Work to complete:
Search the records below for the word "JSON" and show every line where it occurs.

**********

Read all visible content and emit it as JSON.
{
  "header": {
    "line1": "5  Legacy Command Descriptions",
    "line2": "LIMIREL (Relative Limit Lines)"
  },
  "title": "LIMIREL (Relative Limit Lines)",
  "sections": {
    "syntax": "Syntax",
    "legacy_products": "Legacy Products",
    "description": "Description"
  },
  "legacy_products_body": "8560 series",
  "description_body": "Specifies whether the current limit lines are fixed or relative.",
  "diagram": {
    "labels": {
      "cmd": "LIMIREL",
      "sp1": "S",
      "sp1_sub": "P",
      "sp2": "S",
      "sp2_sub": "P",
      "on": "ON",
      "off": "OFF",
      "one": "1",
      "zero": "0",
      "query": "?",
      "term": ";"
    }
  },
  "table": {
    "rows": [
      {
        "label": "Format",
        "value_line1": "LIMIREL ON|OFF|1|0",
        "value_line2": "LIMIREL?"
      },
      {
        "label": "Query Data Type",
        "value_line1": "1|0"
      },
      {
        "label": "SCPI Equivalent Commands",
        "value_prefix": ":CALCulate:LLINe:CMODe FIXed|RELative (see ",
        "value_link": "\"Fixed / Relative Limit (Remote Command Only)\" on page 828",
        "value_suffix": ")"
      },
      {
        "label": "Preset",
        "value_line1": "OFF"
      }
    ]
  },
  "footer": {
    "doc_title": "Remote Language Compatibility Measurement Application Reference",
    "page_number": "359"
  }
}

**********

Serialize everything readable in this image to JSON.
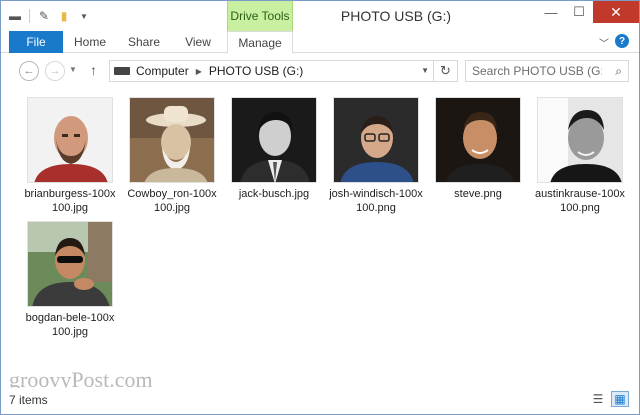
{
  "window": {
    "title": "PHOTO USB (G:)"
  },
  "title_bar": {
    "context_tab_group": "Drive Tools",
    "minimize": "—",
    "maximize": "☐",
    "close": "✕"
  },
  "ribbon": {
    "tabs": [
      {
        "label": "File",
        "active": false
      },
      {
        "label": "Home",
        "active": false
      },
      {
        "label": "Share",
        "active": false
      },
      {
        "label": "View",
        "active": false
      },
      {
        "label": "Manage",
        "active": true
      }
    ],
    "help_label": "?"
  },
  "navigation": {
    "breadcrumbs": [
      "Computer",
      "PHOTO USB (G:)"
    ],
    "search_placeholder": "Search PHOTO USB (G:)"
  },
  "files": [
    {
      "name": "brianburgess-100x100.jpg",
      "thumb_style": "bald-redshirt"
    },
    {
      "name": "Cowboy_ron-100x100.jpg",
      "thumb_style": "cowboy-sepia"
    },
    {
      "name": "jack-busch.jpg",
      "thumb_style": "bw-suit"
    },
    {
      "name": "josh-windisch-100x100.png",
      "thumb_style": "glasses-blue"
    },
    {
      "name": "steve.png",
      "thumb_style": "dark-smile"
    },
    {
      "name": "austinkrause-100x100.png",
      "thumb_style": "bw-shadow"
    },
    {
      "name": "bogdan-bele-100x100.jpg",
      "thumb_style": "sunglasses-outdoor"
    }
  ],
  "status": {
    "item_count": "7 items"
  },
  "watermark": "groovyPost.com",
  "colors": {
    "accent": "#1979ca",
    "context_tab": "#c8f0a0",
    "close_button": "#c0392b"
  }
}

**********

Task output:
Read all visible content and emit it as JSON.
Serialize everything readable in this image to JSON.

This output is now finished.